Pull every line holding the string "name" from the records below.

**RECORDED INFORMATION**:

■ ■ ■ ■

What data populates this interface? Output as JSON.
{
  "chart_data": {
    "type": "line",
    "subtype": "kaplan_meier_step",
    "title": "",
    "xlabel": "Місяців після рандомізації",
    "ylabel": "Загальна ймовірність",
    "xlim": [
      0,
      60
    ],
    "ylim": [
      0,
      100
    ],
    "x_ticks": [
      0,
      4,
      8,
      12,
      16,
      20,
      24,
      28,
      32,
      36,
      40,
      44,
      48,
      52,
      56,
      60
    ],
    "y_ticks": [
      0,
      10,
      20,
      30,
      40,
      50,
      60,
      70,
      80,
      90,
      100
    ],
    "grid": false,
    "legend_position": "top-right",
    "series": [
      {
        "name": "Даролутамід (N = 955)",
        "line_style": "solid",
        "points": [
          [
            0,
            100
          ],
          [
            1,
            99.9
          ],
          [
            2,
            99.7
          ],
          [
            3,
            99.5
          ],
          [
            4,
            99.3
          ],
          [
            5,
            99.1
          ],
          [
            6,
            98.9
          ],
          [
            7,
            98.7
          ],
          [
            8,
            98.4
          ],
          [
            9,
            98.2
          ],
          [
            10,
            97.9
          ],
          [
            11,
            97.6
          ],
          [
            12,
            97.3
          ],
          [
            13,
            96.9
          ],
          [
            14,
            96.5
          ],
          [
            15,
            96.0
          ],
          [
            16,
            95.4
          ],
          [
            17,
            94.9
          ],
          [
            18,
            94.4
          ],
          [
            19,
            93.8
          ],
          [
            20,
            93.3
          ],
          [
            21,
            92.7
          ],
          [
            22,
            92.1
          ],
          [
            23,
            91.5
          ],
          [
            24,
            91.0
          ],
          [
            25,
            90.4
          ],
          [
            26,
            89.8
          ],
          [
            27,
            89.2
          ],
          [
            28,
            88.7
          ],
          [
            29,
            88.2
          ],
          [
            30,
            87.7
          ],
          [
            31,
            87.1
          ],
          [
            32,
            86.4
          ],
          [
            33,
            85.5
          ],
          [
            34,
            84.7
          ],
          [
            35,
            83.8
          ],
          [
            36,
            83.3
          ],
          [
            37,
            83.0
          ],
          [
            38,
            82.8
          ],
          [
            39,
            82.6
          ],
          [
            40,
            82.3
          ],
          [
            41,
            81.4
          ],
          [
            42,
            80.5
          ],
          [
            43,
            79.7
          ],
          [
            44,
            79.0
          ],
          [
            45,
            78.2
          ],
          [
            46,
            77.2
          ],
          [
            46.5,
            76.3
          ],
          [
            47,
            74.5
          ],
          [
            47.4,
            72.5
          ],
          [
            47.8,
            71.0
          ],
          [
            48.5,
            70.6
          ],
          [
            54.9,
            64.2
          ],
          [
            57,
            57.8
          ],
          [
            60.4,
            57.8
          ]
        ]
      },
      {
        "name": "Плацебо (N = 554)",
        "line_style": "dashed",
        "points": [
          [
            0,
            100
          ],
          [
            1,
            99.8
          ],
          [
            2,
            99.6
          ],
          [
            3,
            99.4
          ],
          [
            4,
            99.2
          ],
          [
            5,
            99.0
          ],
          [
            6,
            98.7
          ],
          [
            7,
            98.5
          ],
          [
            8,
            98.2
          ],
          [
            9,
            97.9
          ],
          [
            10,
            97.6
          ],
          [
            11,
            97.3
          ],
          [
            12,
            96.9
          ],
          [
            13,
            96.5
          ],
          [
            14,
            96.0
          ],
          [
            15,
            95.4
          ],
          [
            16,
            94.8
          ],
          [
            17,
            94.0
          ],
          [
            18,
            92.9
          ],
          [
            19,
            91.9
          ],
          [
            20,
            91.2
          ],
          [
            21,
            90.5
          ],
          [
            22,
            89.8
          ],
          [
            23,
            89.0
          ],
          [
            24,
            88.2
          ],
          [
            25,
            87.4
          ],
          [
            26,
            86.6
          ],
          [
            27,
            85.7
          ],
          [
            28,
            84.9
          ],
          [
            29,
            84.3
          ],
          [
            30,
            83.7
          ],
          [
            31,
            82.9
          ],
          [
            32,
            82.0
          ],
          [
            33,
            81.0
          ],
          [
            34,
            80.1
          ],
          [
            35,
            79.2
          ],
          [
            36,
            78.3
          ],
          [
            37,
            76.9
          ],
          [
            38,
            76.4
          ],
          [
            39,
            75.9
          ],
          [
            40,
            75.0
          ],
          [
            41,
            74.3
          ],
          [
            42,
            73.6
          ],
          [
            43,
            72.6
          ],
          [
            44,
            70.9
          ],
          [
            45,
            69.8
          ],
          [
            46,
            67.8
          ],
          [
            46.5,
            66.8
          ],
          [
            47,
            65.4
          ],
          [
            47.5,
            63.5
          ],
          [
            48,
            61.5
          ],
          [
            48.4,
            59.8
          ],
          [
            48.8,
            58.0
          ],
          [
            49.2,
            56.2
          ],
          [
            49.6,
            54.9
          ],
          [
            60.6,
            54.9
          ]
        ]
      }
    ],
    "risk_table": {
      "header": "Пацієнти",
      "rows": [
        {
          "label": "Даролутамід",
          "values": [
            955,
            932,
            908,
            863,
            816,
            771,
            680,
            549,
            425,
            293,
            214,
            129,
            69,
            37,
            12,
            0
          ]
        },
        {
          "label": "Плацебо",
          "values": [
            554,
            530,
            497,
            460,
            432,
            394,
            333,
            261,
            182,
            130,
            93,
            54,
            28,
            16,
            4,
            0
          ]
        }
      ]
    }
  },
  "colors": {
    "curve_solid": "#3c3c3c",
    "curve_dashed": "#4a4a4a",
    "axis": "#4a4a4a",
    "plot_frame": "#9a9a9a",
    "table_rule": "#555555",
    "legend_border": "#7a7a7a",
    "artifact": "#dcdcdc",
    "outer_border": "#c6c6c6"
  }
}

■ ■ ■ ■

**EXERCISE OUTPUT**:
        "name": "Даролутамід (N = 955)",
        "name": "Плацебо (N = 554)",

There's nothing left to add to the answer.